- **The exercise**: Report every line from the material that contains the word "plus".

----- Dataset rows

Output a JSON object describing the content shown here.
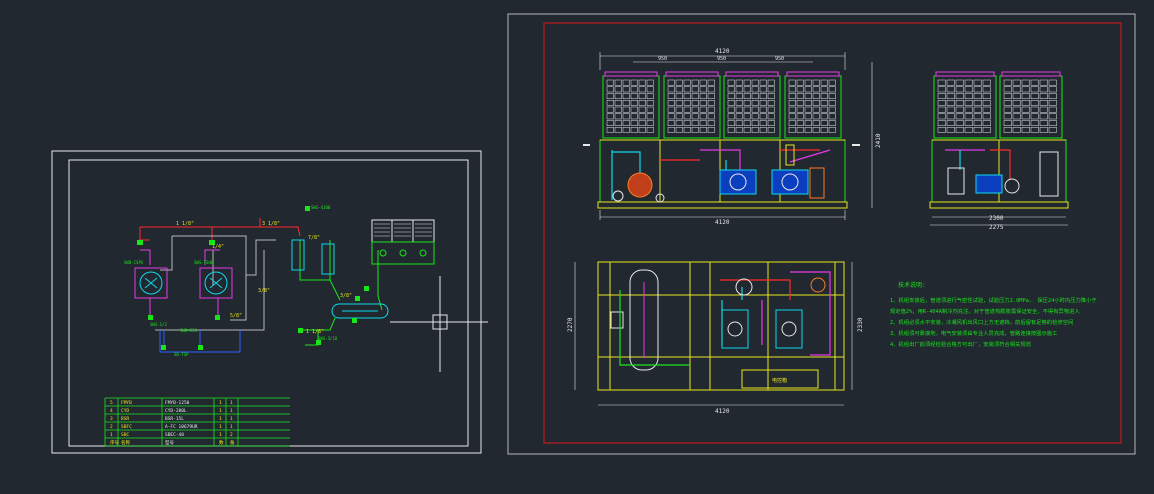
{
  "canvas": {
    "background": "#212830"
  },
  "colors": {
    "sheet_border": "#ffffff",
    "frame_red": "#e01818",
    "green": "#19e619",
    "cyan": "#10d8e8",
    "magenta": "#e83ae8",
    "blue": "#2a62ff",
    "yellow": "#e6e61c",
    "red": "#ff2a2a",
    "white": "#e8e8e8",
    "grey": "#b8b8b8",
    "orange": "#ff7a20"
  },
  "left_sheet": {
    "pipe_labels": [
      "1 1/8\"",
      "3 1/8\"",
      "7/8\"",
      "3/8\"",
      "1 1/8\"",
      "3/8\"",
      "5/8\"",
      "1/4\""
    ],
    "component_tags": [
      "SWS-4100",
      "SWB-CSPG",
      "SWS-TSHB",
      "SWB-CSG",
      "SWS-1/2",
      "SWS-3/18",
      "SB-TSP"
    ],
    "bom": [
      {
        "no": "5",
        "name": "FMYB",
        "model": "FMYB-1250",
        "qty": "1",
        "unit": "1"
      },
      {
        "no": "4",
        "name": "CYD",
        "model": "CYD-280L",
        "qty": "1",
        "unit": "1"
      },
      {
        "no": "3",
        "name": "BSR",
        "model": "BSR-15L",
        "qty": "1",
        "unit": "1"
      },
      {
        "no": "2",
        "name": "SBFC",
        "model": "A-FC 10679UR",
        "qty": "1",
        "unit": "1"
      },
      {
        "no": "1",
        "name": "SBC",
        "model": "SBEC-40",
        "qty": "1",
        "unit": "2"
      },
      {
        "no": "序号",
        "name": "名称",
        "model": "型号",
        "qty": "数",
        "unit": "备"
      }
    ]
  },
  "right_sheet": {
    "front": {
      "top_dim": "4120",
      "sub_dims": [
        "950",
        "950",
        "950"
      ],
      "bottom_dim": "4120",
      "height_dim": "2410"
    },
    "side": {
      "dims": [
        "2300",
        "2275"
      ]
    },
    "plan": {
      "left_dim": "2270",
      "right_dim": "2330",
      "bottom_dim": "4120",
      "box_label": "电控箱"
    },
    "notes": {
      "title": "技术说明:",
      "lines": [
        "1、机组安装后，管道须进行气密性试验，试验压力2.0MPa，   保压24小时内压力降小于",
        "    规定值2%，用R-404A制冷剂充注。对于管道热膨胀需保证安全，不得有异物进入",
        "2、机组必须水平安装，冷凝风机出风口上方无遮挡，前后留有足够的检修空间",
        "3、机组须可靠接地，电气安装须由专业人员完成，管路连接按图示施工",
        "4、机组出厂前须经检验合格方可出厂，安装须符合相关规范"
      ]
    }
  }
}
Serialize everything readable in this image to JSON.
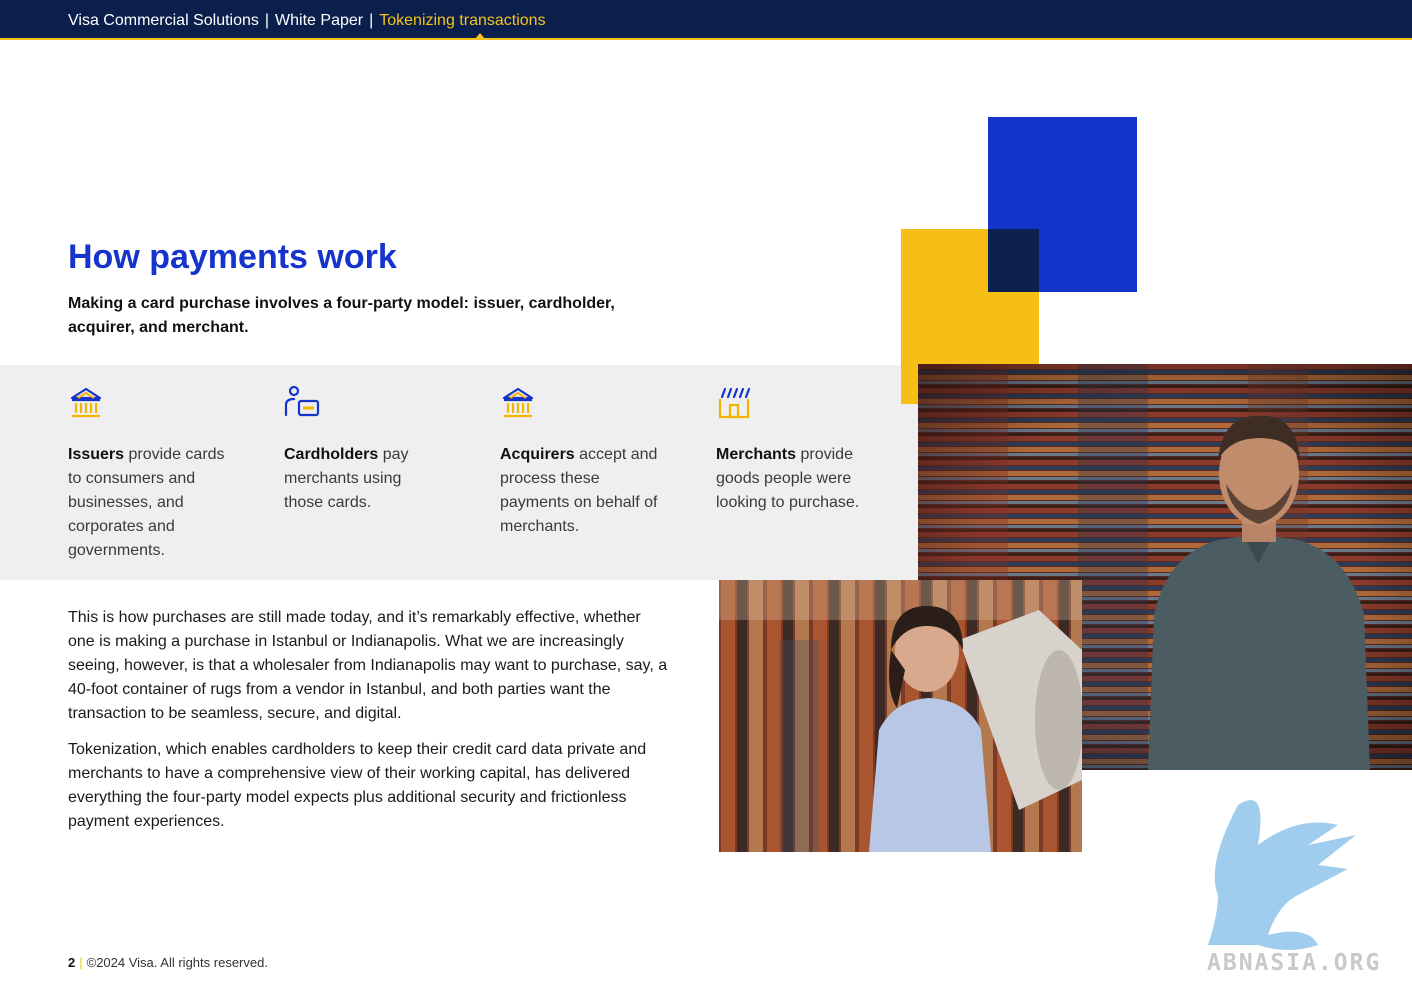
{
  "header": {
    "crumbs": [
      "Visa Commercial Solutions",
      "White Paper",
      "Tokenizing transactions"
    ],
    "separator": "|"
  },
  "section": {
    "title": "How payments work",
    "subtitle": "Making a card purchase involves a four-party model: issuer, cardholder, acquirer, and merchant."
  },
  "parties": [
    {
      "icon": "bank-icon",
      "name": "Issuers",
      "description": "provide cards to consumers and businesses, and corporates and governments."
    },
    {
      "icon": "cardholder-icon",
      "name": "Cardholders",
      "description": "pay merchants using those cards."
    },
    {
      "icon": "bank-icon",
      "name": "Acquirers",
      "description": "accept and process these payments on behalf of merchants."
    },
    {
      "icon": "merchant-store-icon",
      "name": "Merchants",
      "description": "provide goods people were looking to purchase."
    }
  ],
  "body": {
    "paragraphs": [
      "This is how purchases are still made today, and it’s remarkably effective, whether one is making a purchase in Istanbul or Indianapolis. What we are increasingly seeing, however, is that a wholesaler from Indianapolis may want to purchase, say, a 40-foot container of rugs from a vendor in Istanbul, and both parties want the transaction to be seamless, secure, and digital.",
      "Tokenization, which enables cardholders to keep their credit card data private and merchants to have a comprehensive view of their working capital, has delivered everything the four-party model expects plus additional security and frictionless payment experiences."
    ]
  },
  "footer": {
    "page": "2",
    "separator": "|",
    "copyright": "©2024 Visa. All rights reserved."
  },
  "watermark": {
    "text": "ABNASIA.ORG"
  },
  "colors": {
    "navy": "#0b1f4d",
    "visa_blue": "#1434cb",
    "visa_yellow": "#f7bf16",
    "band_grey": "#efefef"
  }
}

----------
----- Dataset rows

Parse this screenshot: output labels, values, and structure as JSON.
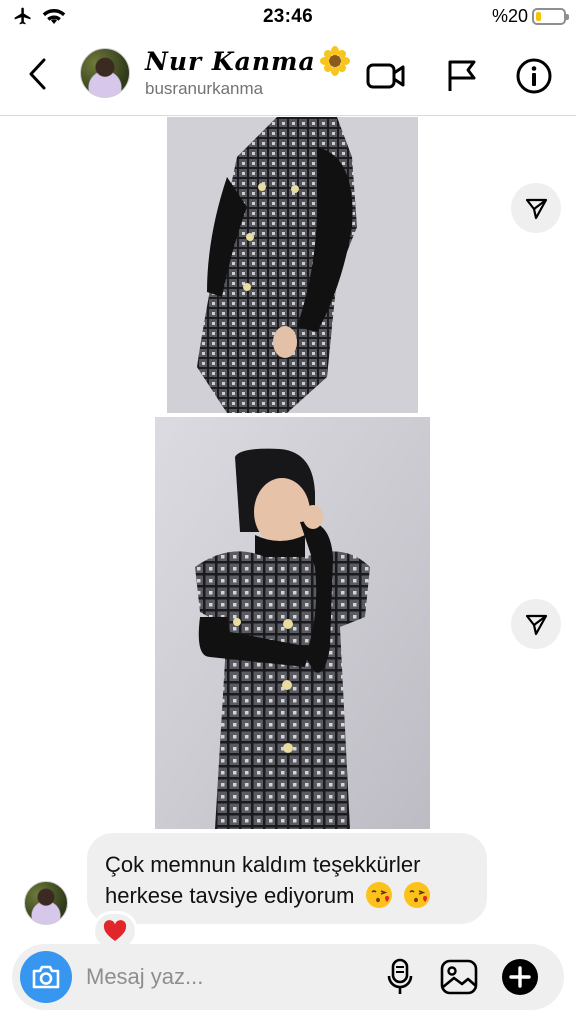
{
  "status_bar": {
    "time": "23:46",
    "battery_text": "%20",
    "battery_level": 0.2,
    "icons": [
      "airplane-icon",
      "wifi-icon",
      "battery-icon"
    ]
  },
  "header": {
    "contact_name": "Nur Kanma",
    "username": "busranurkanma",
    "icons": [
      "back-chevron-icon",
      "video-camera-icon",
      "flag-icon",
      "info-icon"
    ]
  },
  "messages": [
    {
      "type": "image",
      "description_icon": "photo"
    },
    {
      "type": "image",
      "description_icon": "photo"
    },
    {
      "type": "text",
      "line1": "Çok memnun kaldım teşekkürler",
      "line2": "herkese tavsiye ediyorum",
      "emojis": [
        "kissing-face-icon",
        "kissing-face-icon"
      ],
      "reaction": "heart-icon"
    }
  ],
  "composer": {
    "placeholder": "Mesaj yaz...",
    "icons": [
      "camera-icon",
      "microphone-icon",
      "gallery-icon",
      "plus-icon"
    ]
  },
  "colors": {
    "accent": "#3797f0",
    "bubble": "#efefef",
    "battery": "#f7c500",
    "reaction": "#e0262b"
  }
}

----------
----- Dataset rows

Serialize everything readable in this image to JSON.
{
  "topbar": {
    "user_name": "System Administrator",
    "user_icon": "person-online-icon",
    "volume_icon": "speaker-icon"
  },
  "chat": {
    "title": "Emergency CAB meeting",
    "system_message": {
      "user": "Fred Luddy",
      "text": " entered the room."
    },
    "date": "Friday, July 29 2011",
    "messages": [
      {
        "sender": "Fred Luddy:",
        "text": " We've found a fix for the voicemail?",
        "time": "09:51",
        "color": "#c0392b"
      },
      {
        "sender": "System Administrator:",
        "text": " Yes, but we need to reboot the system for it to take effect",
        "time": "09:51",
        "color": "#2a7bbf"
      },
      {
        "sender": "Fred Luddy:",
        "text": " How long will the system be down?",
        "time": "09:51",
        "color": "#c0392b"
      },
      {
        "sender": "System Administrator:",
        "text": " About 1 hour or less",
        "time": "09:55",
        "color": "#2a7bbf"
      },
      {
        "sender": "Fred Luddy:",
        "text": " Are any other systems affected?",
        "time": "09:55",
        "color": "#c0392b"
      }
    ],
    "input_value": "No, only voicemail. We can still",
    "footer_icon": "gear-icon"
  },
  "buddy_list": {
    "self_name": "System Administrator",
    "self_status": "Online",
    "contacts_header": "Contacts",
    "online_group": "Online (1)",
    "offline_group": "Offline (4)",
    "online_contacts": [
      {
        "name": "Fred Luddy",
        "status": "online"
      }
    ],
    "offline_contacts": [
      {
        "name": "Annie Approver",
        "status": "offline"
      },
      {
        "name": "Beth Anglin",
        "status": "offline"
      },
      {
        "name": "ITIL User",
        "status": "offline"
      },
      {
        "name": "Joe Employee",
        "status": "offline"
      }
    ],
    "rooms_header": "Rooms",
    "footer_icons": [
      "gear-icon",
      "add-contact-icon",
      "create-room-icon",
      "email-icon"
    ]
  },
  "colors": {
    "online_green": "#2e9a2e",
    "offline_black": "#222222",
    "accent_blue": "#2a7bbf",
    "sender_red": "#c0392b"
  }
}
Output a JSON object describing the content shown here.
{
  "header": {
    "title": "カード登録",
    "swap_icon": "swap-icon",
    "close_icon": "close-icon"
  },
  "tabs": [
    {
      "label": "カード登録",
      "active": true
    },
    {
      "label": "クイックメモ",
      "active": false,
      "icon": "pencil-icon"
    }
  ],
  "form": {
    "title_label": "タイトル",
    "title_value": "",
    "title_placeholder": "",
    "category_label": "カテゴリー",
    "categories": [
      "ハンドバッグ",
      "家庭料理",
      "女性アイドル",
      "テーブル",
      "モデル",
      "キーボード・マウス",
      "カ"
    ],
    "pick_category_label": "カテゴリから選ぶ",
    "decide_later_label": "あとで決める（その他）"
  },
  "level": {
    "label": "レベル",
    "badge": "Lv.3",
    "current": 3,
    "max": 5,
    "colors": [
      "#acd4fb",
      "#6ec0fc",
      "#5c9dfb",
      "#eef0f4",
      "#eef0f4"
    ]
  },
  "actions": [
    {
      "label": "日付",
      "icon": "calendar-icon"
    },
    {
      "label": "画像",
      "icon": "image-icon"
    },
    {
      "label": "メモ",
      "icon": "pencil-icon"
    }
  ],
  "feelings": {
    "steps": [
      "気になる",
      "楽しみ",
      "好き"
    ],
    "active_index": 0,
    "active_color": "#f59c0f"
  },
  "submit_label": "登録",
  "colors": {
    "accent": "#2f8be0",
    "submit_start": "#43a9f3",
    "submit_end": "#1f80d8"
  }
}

----------

- **Final result**:
      "Tokenization, which enables cardholders to keep their credit card data private and merchants to have a comprehensive view of their working capital, has delivered everything the four-party model expects plus additional security and frictionless payment experiences."
      "plus-icon"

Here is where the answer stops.